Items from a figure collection
|---|

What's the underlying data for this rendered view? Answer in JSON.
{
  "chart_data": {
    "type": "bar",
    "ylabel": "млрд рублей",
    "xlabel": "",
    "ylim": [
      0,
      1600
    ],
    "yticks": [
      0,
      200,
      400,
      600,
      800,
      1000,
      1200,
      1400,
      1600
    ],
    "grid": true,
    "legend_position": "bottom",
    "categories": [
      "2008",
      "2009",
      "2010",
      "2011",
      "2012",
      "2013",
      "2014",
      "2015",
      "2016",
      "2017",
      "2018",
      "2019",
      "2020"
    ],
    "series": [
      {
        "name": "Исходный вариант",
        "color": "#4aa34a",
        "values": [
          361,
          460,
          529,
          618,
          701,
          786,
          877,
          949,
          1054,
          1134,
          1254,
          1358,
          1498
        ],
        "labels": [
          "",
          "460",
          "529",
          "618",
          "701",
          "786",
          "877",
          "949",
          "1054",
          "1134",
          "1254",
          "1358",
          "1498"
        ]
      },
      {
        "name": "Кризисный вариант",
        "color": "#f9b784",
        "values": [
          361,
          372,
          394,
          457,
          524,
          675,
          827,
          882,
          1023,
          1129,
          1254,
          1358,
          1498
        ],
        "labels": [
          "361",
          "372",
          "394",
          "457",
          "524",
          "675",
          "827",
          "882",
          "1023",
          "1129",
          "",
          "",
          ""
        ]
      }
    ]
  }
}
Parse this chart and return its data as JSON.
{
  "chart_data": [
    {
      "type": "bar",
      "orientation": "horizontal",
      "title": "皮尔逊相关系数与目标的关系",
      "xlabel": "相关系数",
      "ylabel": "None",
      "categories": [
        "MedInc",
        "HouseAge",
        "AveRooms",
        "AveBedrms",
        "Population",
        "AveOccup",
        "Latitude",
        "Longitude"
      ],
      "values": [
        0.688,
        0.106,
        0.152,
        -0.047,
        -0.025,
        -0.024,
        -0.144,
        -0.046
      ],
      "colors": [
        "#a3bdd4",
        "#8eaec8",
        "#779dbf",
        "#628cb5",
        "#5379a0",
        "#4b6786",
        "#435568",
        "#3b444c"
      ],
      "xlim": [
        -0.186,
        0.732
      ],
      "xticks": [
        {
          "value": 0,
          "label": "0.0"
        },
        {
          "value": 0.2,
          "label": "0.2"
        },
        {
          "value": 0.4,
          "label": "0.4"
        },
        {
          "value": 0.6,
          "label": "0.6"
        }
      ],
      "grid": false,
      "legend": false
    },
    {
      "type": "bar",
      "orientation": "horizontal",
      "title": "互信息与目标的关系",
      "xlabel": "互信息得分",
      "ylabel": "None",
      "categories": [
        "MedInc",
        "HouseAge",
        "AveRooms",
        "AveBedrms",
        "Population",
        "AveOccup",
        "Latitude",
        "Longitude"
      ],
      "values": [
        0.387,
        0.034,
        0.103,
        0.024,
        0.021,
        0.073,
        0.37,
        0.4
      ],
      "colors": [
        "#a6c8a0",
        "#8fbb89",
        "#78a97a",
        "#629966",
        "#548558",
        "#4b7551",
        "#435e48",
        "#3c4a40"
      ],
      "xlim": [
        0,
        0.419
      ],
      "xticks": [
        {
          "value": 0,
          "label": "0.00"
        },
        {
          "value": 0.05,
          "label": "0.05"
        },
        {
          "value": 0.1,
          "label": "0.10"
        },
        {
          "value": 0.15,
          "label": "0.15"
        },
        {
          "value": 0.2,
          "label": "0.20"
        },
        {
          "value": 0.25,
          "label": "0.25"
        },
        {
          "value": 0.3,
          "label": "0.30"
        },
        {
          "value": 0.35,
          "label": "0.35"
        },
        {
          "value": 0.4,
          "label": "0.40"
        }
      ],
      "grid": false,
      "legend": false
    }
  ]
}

|---|

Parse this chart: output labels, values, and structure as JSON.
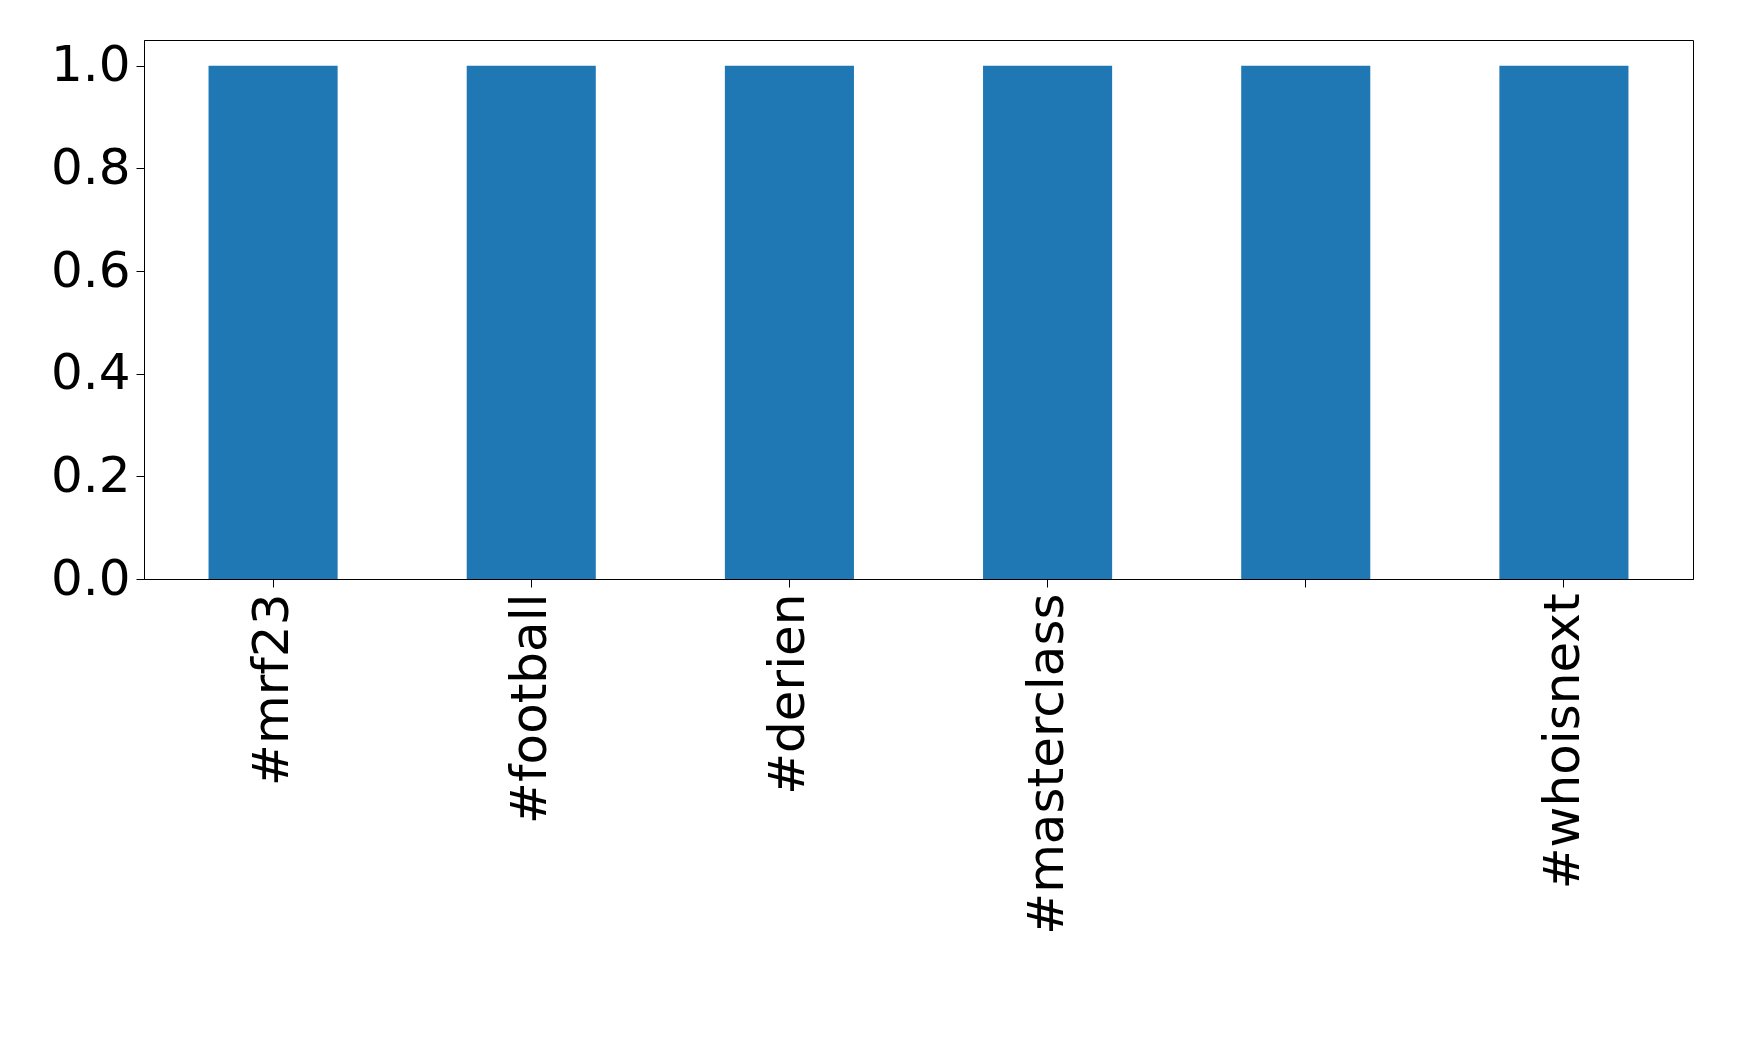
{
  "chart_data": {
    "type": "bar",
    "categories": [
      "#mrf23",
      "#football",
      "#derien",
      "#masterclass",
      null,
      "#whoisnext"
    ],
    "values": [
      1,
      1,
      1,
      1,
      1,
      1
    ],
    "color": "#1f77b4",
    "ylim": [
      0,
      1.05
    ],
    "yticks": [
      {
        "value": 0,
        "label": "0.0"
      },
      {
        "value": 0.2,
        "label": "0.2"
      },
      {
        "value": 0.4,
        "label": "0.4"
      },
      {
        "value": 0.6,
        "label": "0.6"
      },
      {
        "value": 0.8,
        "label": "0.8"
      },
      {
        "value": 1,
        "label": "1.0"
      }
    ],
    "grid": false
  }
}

|---|

■ DESCRIPTION OF THE TASK ■
Copy out each line of the material that holds the word "name".

■ RESULT FOR THIS TASK ■
        "name": "Исходный вариант",
        "name": "Кризисный вариант",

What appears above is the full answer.